◆ PROBLEM TO SOLVE: Of the lines in this material, how many contain "möten"? Answer with a single number only.

◆ RECORDS TO PROCESS:
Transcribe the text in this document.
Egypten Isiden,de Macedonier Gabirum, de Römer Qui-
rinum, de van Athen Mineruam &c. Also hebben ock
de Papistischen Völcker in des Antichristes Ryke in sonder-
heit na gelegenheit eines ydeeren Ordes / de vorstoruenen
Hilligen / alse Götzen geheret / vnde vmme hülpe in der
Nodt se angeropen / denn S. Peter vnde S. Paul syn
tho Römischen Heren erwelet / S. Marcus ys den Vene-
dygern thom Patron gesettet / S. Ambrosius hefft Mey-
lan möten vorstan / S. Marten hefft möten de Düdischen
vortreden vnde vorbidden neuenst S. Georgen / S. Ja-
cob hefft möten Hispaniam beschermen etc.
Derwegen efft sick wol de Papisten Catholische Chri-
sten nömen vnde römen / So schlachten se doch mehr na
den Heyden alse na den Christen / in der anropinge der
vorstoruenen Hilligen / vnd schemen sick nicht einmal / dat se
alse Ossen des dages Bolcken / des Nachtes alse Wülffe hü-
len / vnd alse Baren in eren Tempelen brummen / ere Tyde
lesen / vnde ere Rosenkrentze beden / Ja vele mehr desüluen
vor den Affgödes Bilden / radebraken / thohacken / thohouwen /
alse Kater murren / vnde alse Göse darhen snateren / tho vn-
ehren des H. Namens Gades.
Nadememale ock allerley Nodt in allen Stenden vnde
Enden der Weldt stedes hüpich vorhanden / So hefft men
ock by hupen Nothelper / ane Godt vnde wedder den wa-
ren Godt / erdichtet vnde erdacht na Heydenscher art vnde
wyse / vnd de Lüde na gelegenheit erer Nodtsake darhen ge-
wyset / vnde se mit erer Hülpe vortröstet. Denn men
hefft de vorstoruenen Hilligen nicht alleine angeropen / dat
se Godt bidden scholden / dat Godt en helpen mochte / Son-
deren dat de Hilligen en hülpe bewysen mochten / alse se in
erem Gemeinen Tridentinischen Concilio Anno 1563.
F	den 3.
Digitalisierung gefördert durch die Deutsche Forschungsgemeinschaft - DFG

◆ COMPLETED TASK: 2